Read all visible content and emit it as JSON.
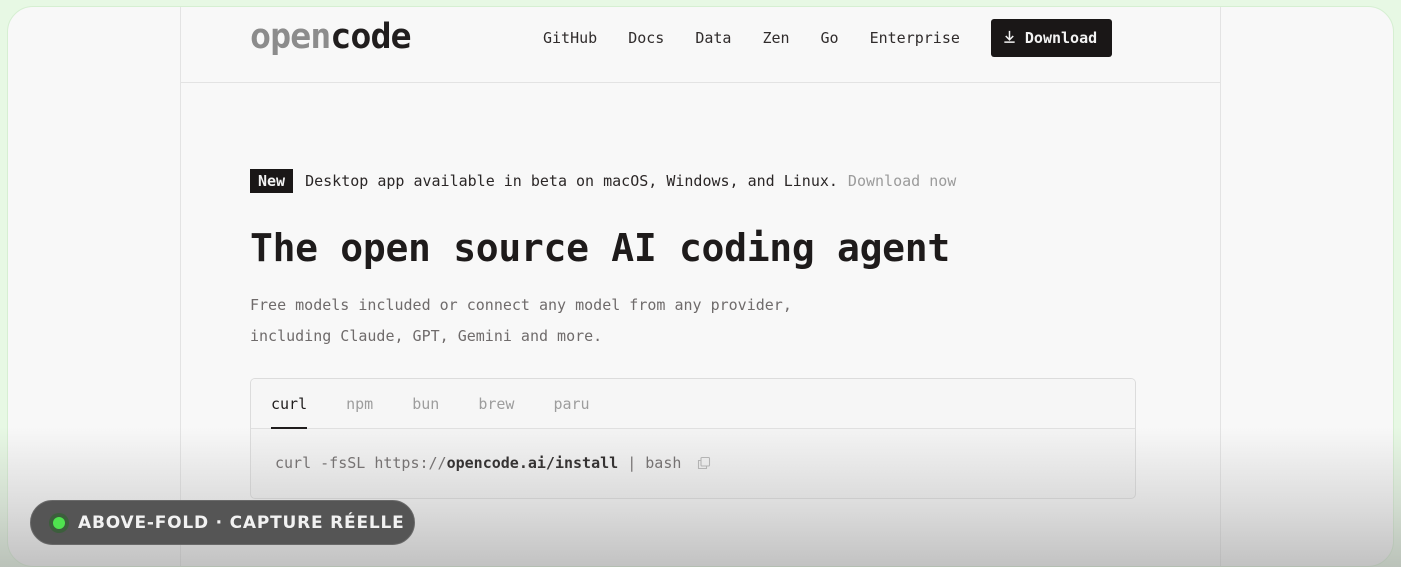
{
  "header": {
    "logo_dim": "open",
    "logo_strong": "code",
    "nav": [
      "GitHub",
      "Docs",
      "Data",
      "Zen",
      "Go",
      "Enterprise"
    ],
    "download_label": "Download"
  },
  "announcement": {
    "badge": "New",
    "text": "Desktop app available in beta on macOS, Windows, and Linux.",
    "link": "Download now"
  },
  "hero": {
    "title": "The open source AI coding agent",
    "subtitle_line1": "Free models included or connect any model from any provider,",
    "subtitle_line2": "including Claude, GPT, Gemini and more."
  },
  "install": {
    "tabs": [
      "curl",
      "npm",
      "bun",
      "brew",
      "paru"
    ],
    "active_tab": "curl",
    "command_prefix": "curl -fsSL https://",
    "command_host": "opencode.ai/install",
    "command_suffix": "| bash"
  },
  "overlay": {
    "label": "ABOVE-FOLD · CAPTURE RÉELLE",
    "status_color": "#4fe34f"
  }
}
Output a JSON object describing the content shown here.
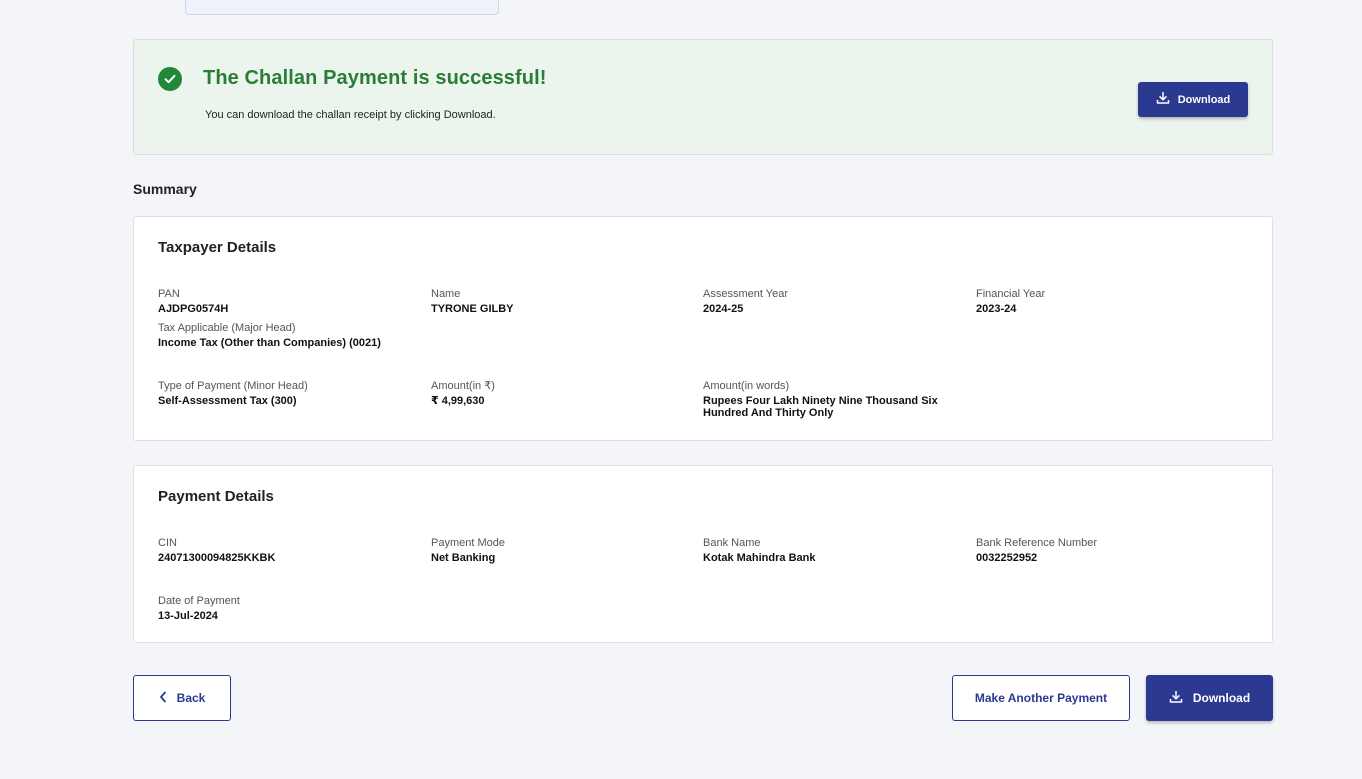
{
  "banner": {
    "title": "The Challan Payment is successful!",
    "subtitle": "You can download the challan receipt by clicking Download.",
    "download_label": "Download"
  },
  "summary_heading": "Summary",
  "taxpayer": {
    "title": "Taxpayer Details",
    "fields": {
      "pan": {
        "label": "PAN",
        "value": "AJDPG0574H"
      },
      "name": {
        "label": "Name",
        "value": "TYRONE GILBY"
      },
      "ay": {
        "label": "Assessment Year",
        "value": "2024-25"
      },
      "fy": {
        "label": "Financial Year",
        "value": "2023-24"
      },
      "tax_applicable": {
        "label": "Tax Applicable (Major Head)",
        "value": "Income Tax (Other than Companies) (0021)"
      },
      "payment_type": {
        "label": "Type of Payment (Minor Head)",
        "value": "Self-Assessment Tax (300)"
      },
      "amount": {
        "label": "Amount(in ₹)",
        "value": "₹ 4,99,630"
      },
      "amount_words": {
        "label": "Amount(in words)",
        "value": "Rupees Four Lakh Ninety Nine Thousand Six Hundred And Thirty Only"
      }
    }
  },
  "payment": {
    "title": "Payment Details",
    "fields": {
      "cin": {
        "label": "CIN",
        "value": "24071300094825KKBK"
      },
      "mode": {
        "label": "Payment Mode",
        "value": "Net Banking"
      },
      "bank": {
        "label": "Bank Name",
        "value": "Kotak Mahindra Bank"
      },
      "bank_ref": {
        "label": "Bank Reference Number",
        "value": "0032252952"
      },
      "date": {
        "label": "Date of Payment",
        "value": "13-Jul-2024"
      }
    }
  },
  "footer": {
    "back_label": "Back",
    "another_label": "Make Another Payment",
    "download_label": "Download"
  },
  "colors": {
    "primary": "#2b3990",
    "success": "#2a7d35",
    "banner_bg": "#ebf5ee",
    "page_bg": "#f4f5f9"
  },
  "icons": [
    "check-circle-icon",
    "download-icon",
    "chevron-left-icon"
  ]
}
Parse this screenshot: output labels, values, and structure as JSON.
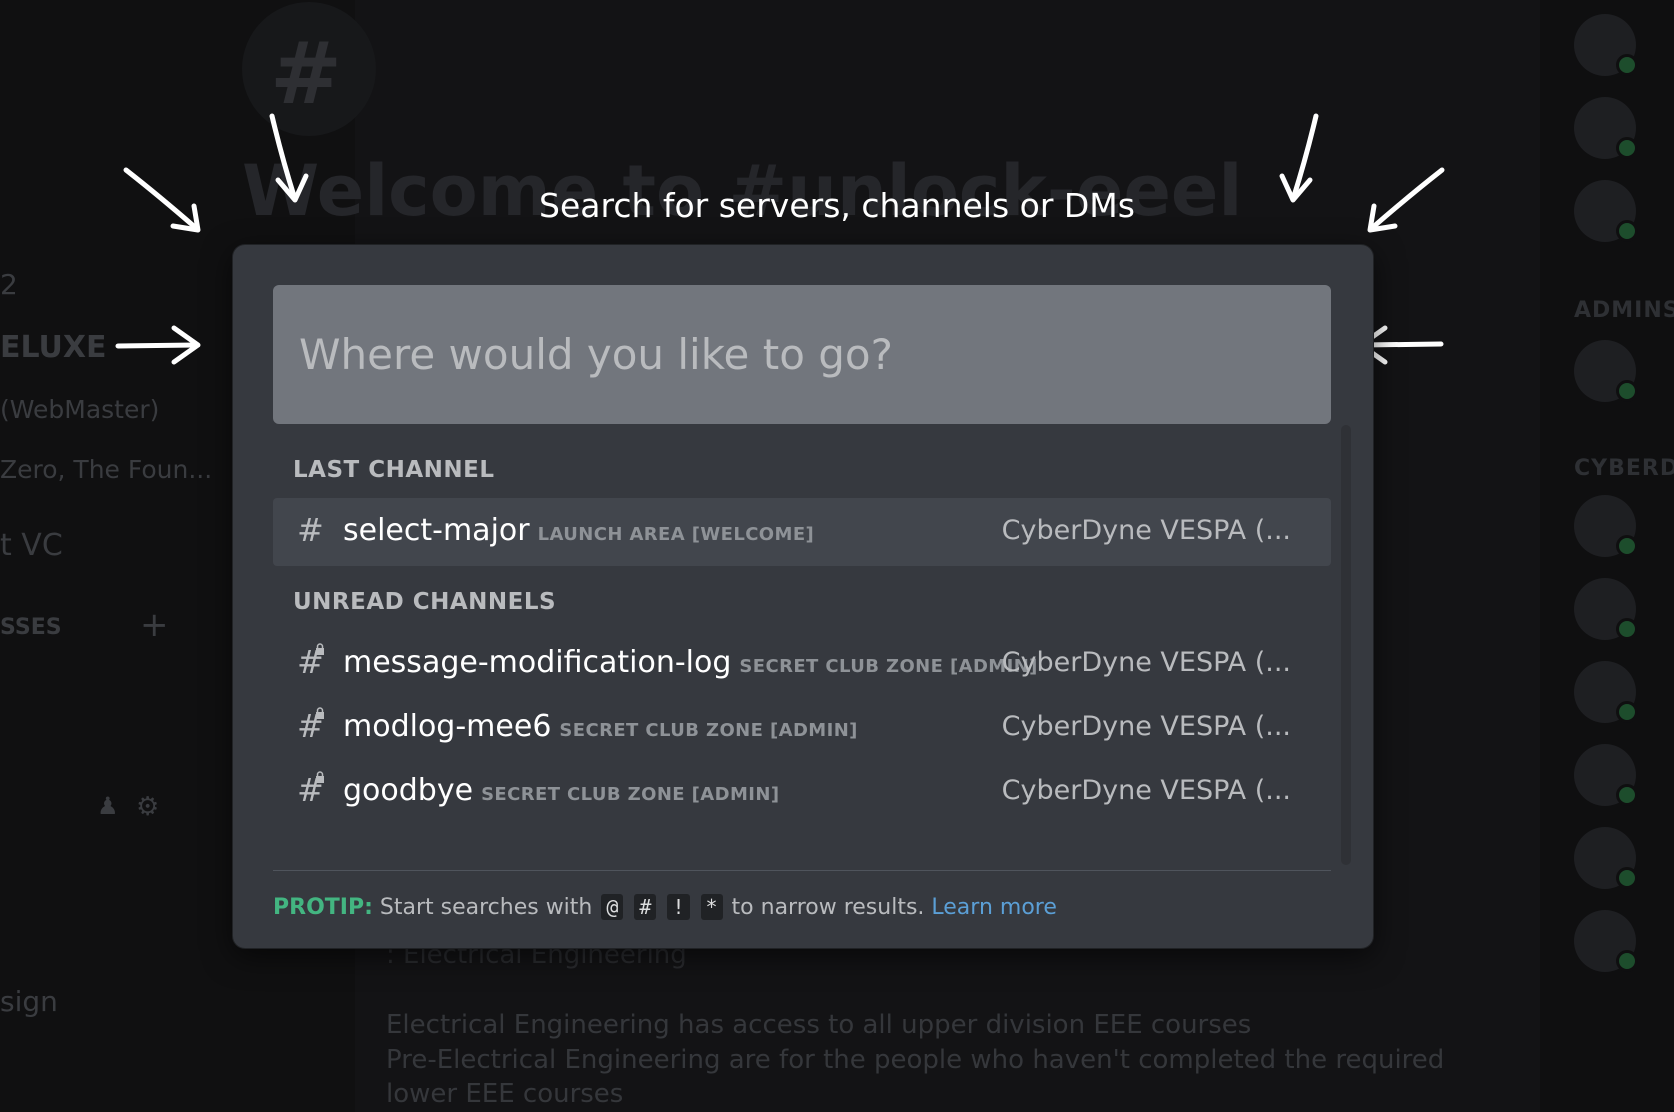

- **WRITTEN EXERCISE**: Check each line of the data above for the string "Assessment" and report only how many lines have it.

- **COMPLETE OUTPUT**: 2